[Labeled box listing]
________________________

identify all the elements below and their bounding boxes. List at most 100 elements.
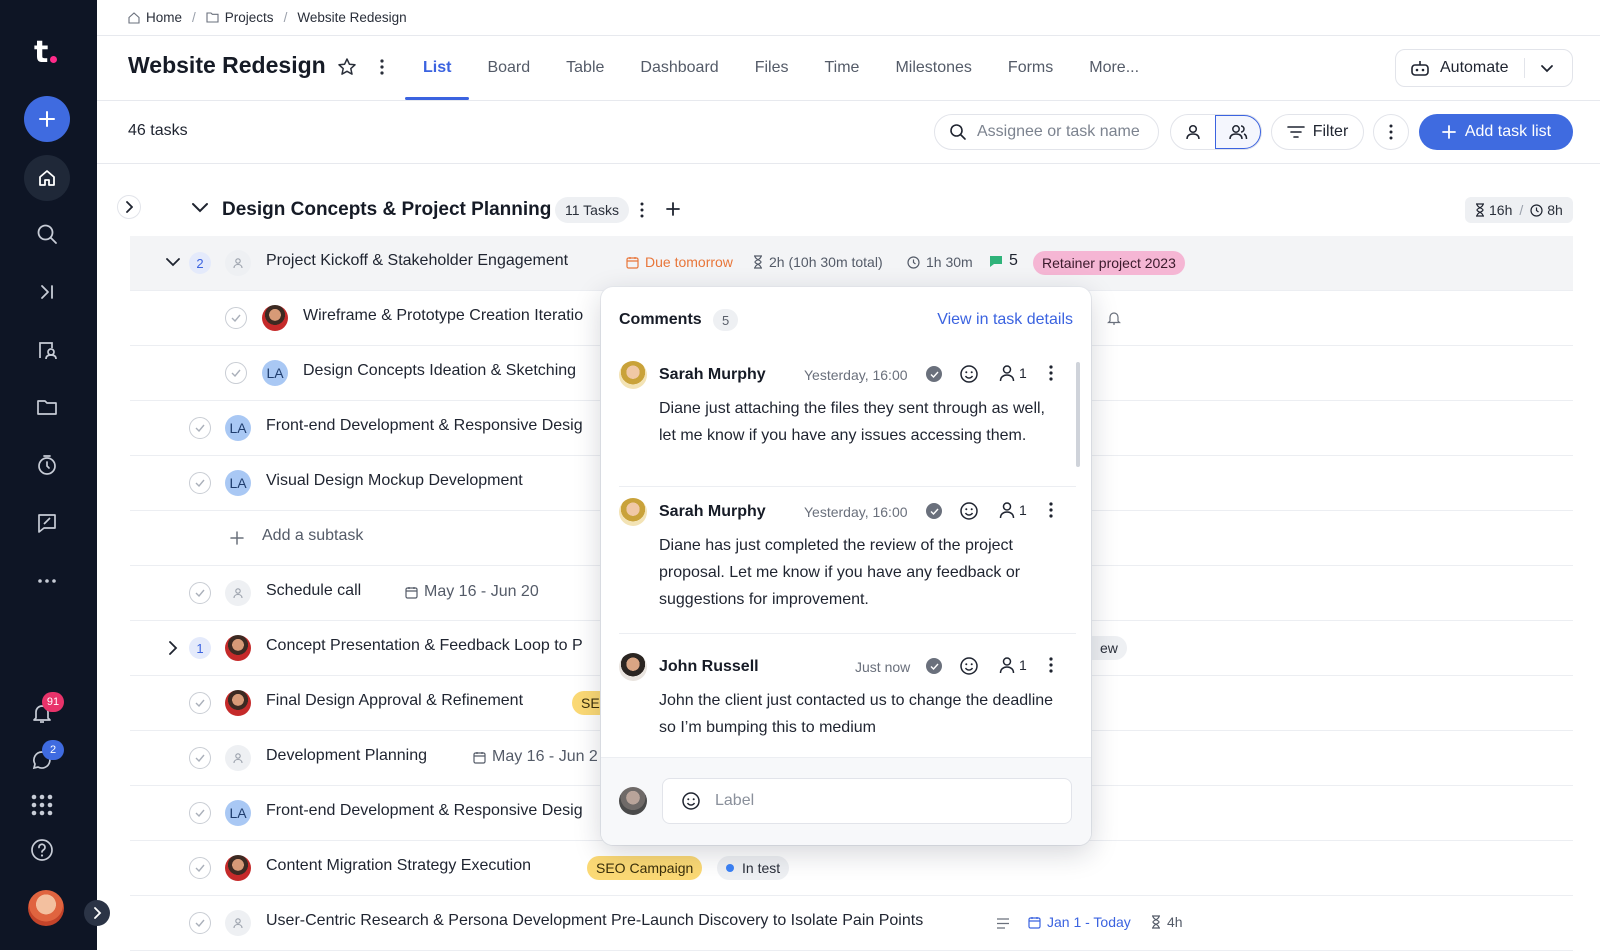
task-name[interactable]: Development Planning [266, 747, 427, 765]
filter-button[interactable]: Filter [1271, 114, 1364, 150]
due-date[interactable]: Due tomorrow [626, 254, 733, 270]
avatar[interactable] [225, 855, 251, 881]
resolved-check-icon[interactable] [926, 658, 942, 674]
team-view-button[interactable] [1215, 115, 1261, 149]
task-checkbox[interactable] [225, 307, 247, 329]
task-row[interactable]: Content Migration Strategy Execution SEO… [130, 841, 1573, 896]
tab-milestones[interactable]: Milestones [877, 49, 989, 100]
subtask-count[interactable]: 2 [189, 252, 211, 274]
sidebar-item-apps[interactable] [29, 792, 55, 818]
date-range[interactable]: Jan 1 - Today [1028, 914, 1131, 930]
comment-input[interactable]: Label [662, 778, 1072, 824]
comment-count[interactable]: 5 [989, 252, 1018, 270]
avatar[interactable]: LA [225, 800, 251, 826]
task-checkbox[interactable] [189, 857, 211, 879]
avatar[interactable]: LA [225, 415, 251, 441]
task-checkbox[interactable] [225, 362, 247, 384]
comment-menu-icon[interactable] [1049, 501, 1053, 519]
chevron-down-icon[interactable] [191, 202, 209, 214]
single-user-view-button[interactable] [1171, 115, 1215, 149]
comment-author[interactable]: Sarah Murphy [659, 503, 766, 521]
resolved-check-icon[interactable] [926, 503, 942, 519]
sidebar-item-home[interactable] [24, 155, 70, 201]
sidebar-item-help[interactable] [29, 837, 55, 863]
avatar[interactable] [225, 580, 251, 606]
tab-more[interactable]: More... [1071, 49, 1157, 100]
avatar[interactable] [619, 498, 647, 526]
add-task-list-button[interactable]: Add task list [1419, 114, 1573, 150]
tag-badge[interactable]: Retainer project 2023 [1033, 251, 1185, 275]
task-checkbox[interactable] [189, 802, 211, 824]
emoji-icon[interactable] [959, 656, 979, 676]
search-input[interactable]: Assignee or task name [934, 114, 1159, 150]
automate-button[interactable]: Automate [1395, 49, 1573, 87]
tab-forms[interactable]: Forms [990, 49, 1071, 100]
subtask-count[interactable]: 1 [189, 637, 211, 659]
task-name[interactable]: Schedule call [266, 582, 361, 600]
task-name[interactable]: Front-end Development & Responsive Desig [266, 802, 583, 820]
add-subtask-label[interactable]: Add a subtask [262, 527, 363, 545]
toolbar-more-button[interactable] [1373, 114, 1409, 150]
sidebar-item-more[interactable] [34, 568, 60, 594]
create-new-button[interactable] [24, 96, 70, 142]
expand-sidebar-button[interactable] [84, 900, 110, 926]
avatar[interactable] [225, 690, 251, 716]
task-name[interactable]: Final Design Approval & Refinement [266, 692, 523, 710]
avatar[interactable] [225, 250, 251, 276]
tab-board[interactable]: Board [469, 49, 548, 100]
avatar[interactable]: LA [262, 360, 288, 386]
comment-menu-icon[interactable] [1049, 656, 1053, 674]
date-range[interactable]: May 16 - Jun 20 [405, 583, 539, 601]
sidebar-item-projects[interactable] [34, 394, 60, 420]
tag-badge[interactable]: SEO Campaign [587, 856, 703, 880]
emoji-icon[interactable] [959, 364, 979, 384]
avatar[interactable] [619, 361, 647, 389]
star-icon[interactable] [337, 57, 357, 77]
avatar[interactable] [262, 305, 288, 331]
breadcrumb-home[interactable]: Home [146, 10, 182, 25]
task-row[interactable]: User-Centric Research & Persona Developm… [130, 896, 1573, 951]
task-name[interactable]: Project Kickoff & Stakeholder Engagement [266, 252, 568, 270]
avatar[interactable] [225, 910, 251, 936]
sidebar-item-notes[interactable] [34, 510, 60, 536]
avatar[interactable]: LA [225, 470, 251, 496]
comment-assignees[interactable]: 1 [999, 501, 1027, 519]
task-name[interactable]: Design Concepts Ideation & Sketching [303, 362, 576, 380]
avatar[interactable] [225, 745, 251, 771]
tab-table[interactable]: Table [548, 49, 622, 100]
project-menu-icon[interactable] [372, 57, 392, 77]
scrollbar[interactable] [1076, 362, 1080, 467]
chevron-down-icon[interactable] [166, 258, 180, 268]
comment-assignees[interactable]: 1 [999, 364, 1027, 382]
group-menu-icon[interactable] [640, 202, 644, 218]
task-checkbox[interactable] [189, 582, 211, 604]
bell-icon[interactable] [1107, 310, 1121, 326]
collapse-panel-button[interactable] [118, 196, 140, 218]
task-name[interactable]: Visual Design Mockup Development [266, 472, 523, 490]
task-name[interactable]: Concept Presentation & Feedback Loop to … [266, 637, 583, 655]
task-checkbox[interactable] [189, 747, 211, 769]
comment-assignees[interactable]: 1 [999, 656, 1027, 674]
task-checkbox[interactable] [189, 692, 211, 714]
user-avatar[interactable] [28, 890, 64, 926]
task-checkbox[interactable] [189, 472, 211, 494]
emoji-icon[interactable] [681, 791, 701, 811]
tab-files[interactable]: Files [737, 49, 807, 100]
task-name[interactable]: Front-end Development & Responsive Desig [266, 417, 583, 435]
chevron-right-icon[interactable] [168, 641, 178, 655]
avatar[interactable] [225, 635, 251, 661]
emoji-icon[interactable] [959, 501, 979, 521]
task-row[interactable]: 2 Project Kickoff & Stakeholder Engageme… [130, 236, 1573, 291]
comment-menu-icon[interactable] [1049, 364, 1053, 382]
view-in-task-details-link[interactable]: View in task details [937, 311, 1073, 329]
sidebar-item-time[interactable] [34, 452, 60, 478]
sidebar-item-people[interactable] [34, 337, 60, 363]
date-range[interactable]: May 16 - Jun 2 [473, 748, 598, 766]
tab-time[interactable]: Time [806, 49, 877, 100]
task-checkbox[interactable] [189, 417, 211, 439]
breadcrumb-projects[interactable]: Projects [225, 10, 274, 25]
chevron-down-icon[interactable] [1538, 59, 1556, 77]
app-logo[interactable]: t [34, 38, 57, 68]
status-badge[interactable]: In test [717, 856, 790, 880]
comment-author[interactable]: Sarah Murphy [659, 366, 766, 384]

________________________

## [AIM OF THE TASK]
Arrange the part of the listing that starts with the line containing "task-name[interactable]: Development Planning" and ends with the line containing "sidebar-item-home[interactable] [24, 155, 70, 201]" as a numbered list. Include both of those lines and drop any blank lines.

## [SOLUTION FOR THIS EXERCISE]
1. task-name[interactable]: Development Planning [266, 747, 427, 765]
2. filter-button[interactable]: Filter [1271, 114, 1364, 150]
3. due-date[interactable]: Due tomorrow [626, 254, 733, 270]
4. avatar[interactable] [225, 855, 251, 881]
5. resolved-check-icon[interactable] [926, 658, 942, 674]
6. team-view-button[interactable] [1215, 115, 1261, 149]
7. task-checkbox[interactable] [225, 307, 247, 329]
8. task-row[interactable]: Content Migration Strategy Execution SEO… [130, 841, 1573, 896]
9. tab-milestones[interactable]: Milestones [877, 49, 989, 100]
10. subtask-count[interactable]: 2 [189, 252, 211, 274]
11. sidebar-item-apps[interactable] [29, 792, 55, 818]
12. date-range[interactable]: Jan 1 - Today [1028, 914, 1131, 930]
13. comment-input[interactable]: Label [662, 778, 1072, 824]
14. comment-count[interactable]: 5 [989, 252, 1018, 270]
15. avatar[interactable]: LA [225, 800, 251, 826]
16. task-checkbox[interactable] [189, 857, 211, 879]
17. avatar[interactable]: LA [225, 415, 251, 441]
18. task-checkbox[interactable] [225, 362, 247, 384]
19. comment-menu-icon[interactable] [1049, 501, 1053, 519]
20. chevron-down-icon[interactable] [191, 202, 209, 214]
21. single-user-view-button[interactable] [1171, 115, 1215, 149]
22. comment-author[interactable]: Sarah Murphy [659, 503, 766, 521]
23. resolved-check-icon[interactable] [926, 503, 942, 519]
24. sidebar-item-home[interactable] [24, 155, 70, 201]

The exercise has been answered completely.